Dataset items

'''

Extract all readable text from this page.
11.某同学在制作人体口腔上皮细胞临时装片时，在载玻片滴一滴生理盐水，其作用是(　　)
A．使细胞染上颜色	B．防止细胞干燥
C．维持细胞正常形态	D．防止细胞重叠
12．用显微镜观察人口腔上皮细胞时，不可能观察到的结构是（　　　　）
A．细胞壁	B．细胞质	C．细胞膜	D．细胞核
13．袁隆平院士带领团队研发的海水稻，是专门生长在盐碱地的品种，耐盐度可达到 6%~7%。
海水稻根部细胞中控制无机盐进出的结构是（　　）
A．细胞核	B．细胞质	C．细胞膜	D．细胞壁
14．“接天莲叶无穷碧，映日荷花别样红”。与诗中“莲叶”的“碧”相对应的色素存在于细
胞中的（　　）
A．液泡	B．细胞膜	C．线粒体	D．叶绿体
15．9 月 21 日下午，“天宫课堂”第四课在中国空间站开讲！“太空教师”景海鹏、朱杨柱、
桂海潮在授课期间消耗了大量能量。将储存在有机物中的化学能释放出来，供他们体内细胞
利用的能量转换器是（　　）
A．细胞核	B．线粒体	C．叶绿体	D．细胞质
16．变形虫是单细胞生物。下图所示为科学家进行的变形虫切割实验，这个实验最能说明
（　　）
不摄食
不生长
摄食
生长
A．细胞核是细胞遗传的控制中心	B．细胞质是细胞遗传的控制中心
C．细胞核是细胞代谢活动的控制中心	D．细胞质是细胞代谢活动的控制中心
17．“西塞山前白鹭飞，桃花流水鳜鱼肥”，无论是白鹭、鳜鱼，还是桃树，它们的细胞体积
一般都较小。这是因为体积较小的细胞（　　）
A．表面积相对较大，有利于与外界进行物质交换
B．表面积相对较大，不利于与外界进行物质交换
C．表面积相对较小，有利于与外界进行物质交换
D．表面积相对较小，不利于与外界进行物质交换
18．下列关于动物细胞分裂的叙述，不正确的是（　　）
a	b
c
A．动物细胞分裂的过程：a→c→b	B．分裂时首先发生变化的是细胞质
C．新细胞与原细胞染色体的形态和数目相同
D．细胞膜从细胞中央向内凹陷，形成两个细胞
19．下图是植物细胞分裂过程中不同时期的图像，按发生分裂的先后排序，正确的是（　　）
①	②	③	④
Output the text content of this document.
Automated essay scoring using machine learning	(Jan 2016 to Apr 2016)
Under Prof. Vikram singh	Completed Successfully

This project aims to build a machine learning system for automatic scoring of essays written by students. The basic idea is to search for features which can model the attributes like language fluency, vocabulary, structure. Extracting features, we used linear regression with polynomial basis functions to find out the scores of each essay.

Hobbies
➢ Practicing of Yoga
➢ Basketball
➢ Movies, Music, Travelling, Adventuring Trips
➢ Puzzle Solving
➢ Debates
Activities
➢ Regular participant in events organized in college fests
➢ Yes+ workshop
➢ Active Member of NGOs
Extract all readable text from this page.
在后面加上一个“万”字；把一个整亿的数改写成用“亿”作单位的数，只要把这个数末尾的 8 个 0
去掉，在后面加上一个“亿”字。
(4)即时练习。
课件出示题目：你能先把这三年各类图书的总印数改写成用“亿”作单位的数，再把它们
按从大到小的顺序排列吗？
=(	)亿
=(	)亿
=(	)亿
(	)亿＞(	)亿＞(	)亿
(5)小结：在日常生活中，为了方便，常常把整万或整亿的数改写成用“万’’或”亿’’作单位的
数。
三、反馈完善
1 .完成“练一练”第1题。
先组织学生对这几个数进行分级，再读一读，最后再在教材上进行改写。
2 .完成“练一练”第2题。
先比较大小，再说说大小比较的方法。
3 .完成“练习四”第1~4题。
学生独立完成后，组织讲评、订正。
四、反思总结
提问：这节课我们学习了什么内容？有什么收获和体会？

'''

> [EXERCISE REQUIREMENTS]:
Among the entries above, how many lines hold the word "表面积相对较大"? Reply with only that number.

> [EXPECTED ANSWER]:
2